Element box annotations

—————

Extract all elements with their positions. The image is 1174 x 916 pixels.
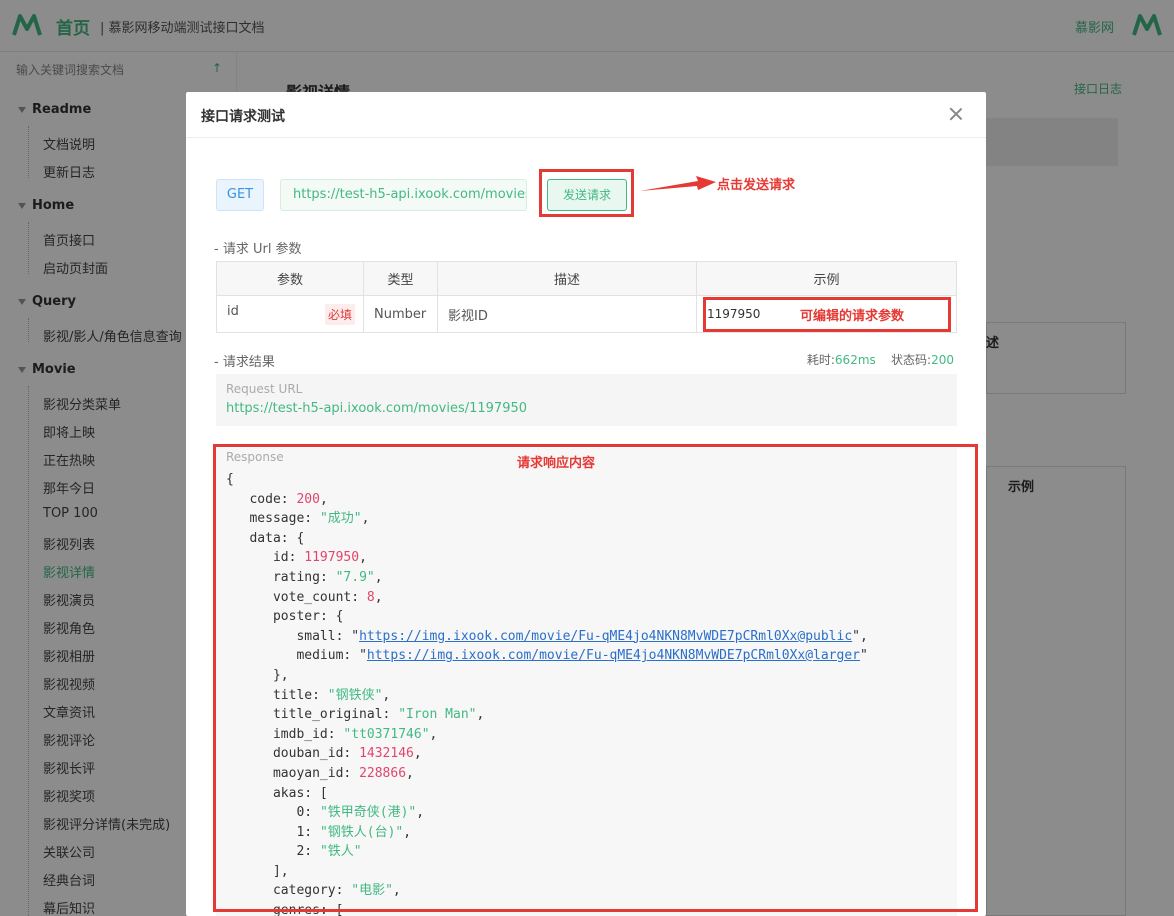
param-desc: 影视ID (437, 295, 697, 333)
request-url-box: Request URL https://test-h5-api.ixook.co… (216, 374, 957, 426)
result-stats: 耗时:662ms 状态码:200 (807, 351, 954, 368)
column-header: 参数 (216, 261, 364, 296)
response-highlight-box (213, 444, 978, 912)
send-annotation: 点击发送请求 (717, 178, 796, 193)
time-label: 耗时: (806, 353, 835, 367)
column-header: 描述 (437, 261, 697, 296)
request-url-label: Request URL (226, 382, 303, 396)
time-value: 662ms (834, 353, 876, 367)
editable-annotation: 可编辑的请求参数 (800, 309, 905, 324)
arrow-icon (640, 176, 716, 191)
param-name: id (227, 303, 239, 319)
column-header: 示例 (696, 261, 957, 296)
send-highlight-box (539, 169, 634, 217)
request-url-value: https://test-h5-api.ixook.com/movies/119… (226, 401, 528, 416)
required-badge: 必填 (324, 303, 355, 325)
http-method-badge: GET (216, 179, 264, 211)
result-section-label: - 请求结果 (214, 355, 275, 370)
column-header: 类型 (363, 261, 438, 296)
params-section-label: - 请求 Url 参数 (214, 242, 302, 257)
param-name-cell: id 必填 (216, 295, 364, 333)
modal-header: 接口请求测试 (186, 92, 986, 138)
param-type: Number (363, 295, 438, 333)
status-label: 状态码: (891, 353, 932, 367)
url-input[interactable]: https://test-h5-api.ixook.com/movies/:id (280, 179, 527, 211)
status-value: 200 (931, 353, 954, 367)
response-annotation: 请求响应内容 (517, 456, 596, 471)
close-icon[interactable] (948, 106, 964, 122)
modal-title: 接口请求测试 (201, 109, 285, 125)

—————

- **WORK INSTRUCTIONS**: Return each line of the entries above unchanged, leaving out the pictures.

- **CORRECT OUTPUT**:
Extract all elements with their positions. The image is 1174 x 916 pixels.
param-desc: 影视ID (437, 295, 697, 333)
request-url-box: Request URL https://test-h5-api.ixook.co… (216, 374, 957, 426)
result-stats: 耗时:662ms 状态码:200 (807, 351, 954, 368)
column-header: 参数 (216, 261, 364, 296)
response-highlight-box (213, 444, 978, 912)
send-annotation: 点击发送请求 (717, 178, 796, 193)
time-label: 耗时: (806, 353, 835, 367)
column-header: 描述 (437, 261, 697, 296)
request-url-label: Request URL (226, 382, 303, 396)
time-value: 662ms (834, 353, 876, 367)
editable-annotation: 可编辑的请求参数 (800, 309, 905, 324)
arrow-icon (640, 176, 716, 191)
param-name: id (227, 303, 239, 319)
column-header: 示例 (696, 261, 957, 296)
send-highlight-box (539, 169, 634, 217)
request-url-value: https://test-h5-api.ixook.com/movies/119… (226, 401, 528, 416)
required-badge: 必填 (324, 303, 355, 325)
http-method-badge: GET (216, 179, 264, 211)
result-section-label: - 请求结果 (214, 355, 275, 370)
column-header: 类型 (363, 261, 438, 296)
params-section-label: - 请求 Url 参数 (214, 242, 302, 257)
param-name-cell: id 必填 (216, 295, 364, 333)
modal-header: 接口请求测试 (186, 92, 986, 138)
param-type: Number (363, 295, 438, 333)
status-label: 状态码: (891, 353, 932, 367)
url-input[interactable]: https://test-h5-api.ixook.com/movies/:id (280, 179, 527, 211)
status-value: 200 (931, 353, 954, 367)
response-annotation: 请求响应内容 (517, 456, 596, 471)
close-icon[interactable] (948, 106, 964, 122)
modal-title: 接口请求测试 (201, 109, 285, 125)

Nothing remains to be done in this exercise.